- [Set exercise] Work out how many lines of the data hold the string "деятельности", and reply with that number alone.

* start Data shown *

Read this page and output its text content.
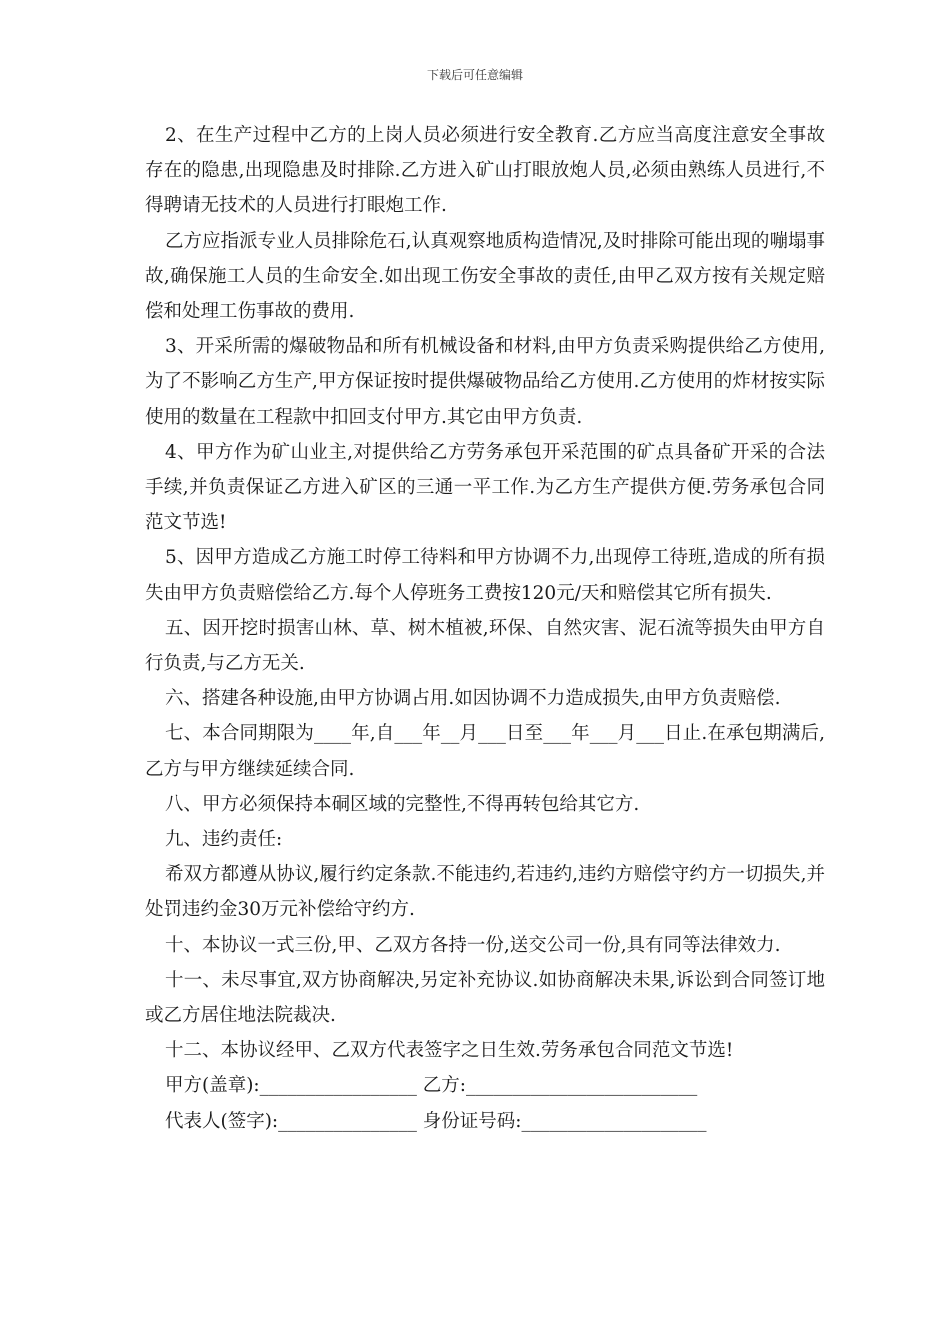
下载后可任意编辑

2、在生产过程中乙方的上岗人员必须进行安全教育.乙方应当高度注意安全事故存在的隐患,出现隐患及时排除.乙方进入矿山打眼放炮人员,必须由熟练人员进行,不得聘请无技术的人员进行打眼炮工作.

乙方应指派专业人员排除危石,认真观察地质构造情况,及时排除可能出现的嘣塌事故,确保施工人员的生命安全.如出现工伤安全事故的责任,由甲乙双方按有关规定赔偿和处理工伤事故的费用.

3、开采所需的爆破物品和所有机械设备和材料,由甲方负责采购提供给乙方使用,为了不影响乙方生产,甲方保证按时提供爆破物品给乙方使用.乙方使用的炸材按实际使用的数量在工程款中扣回支付甲方.其它由甲方负责.

4、甲方作为矿山业主,对提供给乙方劳务承包开采范围的矿点具备矿开采的合法手续,并负责保证乙方进入矿区的三通一平工作.为乙方生产提供方便.劳务承包合同范文节选!

5、因甲方造成乙方施工时停工待料和甲方协调不力,出现停工待班,造成的所有损失由甲方负责赔偿给乙方.每个人停班务工费按120元/天和赔偿其它所有损失.

五、因开挖时损害山林、草、树木植被,环保、自然灾害、泥石流等损失由甲方自行负责,与乙方无关.

六、搭建各种设施,由甲方协调占用.如因协调不力造成损失,由甲方负责赔偿.

七、本合同期限为____年,自___年__月___日至___年___月___日止.在承包期满后,乙方与甲方继续延续合同.

八、甲方必须保持本硐区域的完整性,不得再转包给其它方.

九、违约责任:

希双方都遵从协议,履行约定条款.不能违约,若违约,违约方赔偿守约方一切损失,并处罚违约金30万元补偿给守约方.

十、本协议一式三份,甲、乙双方各持一份,送交公司一份,具有同等法律效力.

十一、未尽事宜,双方协商解决,另定补充协议.如协商解决未果,诉讼到合同签订地或乙方居住地法院裁决.

十二、本协议经甲、乙双方代表签字之日生效.劳务承包合同范文节选!

甲方(盖章):_________________ 乙方:_________________________
代表人(签字):_______________ 身份证号码:____________________
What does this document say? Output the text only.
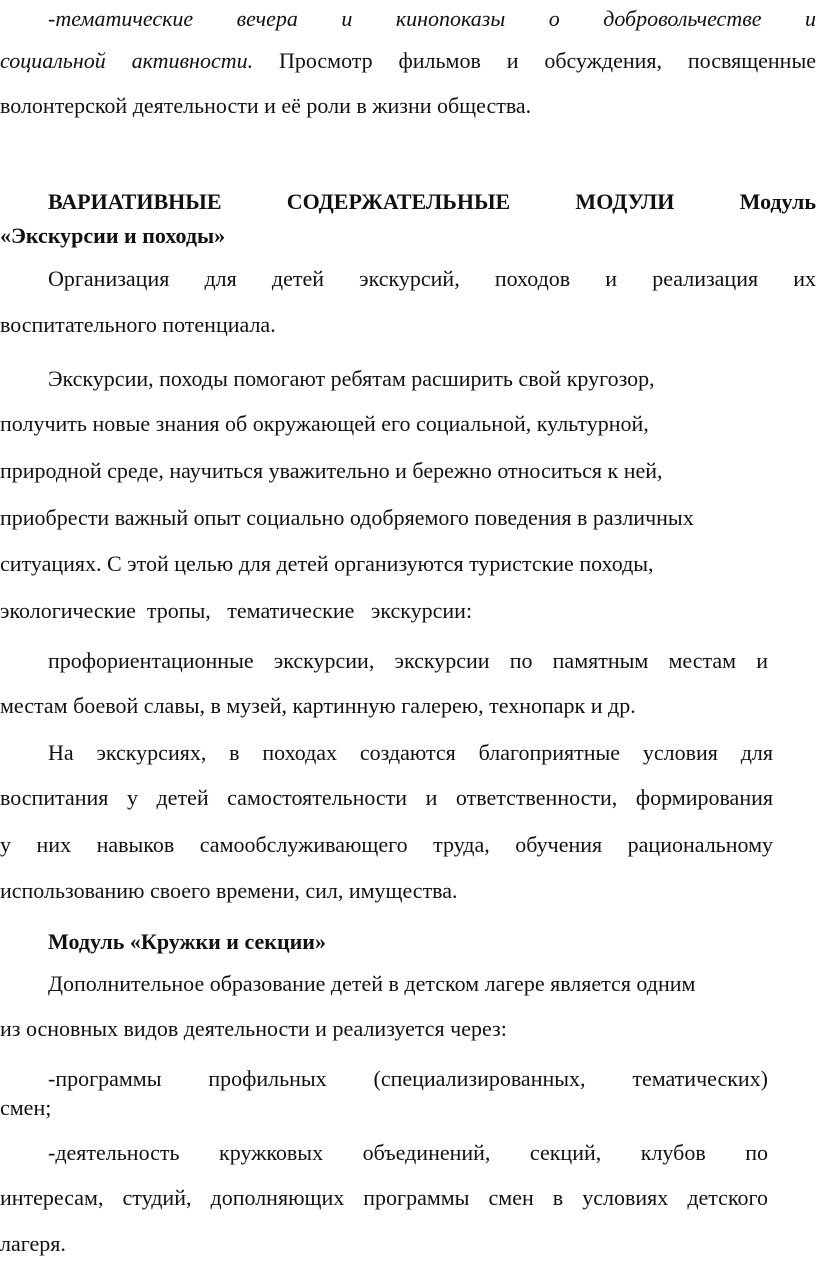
-тематические вечера и кинопоказы о добровольчестве и
социальной активности. Просмотр фильмов и обсуждения, посвященные
волонтерской деятельности и её роли в жизни общества.
ВАРИАТИВНЫЕ СОДЕРЖАТЕЛЬНЫЕ МОДУЛИ Модуль
«Экскурсии и походы»
Организация для детей экскурсий, походов и реализация их
воспитательного потенциала.
Экскурсии, походы помогают ребятам расширить свой кругозор,
получить новые знания об окружающей его социальной, культурной,
природной среде, научиться уважительно и бережно относиться к ней,
приобрести важный опыт социально одобряемого поведения в различных
ситуациях. С этой целью для детей организуются туристские походы,
экологические  тропы,   тематические   экскурсии:
профориентационные экскурсии, экскурсии по памятным местам и
местам боевой славы, в музей, картинную галерею, технопарк и др.
На экскурсиях, в походах создаются благоприятные условия для
воспитания у детей самостоятельности и ответственности, формирования
у них навыков самообслуживающего труда, обучения рациональному
использованию своего времени, сил, имущества.
Модуль «Кружки и секции»
Дополнительное образование детей в детском лагере является одним
из основных видов деятельности и реализуется через:
-программы профильных (специализированных, тематических)
смен;
-деятельность кружковых объединений, секций, клубов по
интересам, студий, дополняющих программы смен в условиях детского
лагеря.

* end Data shown *

- [Response] 2